## To be done
Using the records provided below, locate and copy each line that contains the word "Output".

## Information supplied
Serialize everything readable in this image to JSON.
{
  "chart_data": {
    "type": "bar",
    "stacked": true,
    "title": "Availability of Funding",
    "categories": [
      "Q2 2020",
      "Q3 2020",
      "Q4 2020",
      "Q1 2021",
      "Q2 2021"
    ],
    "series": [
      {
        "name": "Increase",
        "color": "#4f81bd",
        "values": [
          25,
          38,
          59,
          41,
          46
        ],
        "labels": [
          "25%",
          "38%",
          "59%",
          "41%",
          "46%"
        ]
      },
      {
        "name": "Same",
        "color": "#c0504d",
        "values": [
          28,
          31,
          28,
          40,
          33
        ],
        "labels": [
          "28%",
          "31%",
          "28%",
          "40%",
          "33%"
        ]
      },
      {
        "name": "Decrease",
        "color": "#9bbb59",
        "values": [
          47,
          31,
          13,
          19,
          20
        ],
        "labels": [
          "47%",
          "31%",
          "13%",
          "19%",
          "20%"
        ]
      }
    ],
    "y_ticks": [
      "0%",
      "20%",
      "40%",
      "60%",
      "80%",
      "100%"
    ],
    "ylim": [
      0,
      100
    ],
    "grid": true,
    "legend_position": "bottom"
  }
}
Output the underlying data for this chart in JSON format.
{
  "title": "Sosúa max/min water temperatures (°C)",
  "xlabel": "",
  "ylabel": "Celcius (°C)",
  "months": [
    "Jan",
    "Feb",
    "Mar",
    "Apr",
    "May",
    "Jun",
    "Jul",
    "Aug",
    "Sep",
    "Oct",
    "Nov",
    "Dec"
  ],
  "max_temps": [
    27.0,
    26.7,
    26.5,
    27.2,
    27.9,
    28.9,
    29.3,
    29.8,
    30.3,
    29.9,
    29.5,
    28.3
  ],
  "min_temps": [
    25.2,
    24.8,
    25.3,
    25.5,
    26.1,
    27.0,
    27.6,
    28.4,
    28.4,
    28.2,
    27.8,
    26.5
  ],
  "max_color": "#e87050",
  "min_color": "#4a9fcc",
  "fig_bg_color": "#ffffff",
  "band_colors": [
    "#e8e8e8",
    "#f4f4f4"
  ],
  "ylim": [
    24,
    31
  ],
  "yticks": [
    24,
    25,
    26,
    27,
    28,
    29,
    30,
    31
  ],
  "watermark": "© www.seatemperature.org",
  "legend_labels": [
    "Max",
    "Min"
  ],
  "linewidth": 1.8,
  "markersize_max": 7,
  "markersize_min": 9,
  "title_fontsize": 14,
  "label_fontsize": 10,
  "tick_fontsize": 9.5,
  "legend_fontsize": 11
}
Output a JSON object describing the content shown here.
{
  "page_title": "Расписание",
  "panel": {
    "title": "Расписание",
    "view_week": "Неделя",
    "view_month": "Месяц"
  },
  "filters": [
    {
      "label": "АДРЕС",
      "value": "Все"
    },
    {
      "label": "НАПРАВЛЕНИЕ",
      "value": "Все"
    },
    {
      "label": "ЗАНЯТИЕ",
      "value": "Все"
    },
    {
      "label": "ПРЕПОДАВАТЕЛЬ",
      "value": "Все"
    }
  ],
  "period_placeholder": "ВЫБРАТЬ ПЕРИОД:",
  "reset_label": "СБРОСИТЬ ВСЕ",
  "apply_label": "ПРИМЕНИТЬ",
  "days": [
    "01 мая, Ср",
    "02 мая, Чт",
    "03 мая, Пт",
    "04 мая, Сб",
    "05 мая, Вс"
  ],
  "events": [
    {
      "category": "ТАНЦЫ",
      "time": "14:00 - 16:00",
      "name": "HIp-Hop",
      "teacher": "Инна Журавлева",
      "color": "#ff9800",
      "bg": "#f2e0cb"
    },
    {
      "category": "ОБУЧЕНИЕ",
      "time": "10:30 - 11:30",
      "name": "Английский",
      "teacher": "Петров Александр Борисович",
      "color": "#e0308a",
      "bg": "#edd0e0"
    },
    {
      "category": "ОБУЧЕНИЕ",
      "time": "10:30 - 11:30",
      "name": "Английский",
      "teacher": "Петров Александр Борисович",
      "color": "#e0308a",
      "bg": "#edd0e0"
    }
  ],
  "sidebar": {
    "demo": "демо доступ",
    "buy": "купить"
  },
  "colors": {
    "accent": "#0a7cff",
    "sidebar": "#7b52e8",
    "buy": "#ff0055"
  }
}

==

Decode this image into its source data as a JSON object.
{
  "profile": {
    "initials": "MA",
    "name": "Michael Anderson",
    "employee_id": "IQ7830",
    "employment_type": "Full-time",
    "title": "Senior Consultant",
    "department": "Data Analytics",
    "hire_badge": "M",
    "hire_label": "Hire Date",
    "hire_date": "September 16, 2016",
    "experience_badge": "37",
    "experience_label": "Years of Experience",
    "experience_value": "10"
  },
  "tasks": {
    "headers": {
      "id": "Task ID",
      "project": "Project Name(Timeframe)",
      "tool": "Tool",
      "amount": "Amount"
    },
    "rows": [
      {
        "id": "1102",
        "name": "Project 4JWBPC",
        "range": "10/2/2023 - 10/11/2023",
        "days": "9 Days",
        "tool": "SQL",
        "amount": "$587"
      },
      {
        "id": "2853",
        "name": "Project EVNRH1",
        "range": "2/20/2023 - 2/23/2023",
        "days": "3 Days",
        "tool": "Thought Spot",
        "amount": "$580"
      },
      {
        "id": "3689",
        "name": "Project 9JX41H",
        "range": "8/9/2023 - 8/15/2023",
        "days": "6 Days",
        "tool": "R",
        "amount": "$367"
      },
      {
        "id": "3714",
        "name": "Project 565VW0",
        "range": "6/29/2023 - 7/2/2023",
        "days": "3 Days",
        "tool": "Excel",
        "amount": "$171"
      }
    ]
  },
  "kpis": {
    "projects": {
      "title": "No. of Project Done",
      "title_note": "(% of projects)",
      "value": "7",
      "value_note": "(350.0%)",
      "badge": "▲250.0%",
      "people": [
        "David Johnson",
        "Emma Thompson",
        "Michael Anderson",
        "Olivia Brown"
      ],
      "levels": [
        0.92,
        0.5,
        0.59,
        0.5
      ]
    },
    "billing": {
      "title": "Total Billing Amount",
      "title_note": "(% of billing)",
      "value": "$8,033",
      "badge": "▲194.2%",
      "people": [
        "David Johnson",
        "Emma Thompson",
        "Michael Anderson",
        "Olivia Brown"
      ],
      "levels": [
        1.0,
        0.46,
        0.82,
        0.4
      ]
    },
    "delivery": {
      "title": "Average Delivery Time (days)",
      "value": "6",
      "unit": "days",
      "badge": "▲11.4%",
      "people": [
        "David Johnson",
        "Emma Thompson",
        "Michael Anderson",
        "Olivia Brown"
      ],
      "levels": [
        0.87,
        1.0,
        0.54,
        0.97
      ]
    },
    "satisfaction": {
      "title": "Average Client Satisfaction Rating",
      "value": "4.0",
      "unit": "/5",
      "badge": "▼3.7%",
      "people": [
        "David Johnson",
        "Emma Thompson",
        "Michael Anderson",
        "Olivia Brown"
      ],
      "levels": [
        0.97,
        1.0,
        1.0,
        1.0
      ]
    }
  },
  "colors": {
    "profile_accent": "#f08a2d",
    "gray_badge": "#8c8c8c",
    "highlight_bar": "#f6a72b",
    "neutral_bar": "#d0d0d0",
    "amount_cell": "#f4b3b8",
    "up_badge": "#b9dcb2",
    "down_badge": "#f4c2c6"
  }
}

## Response to the exercise
Output the underlying data for this chart in JSON format.
Output a JSON object describing the content shown here.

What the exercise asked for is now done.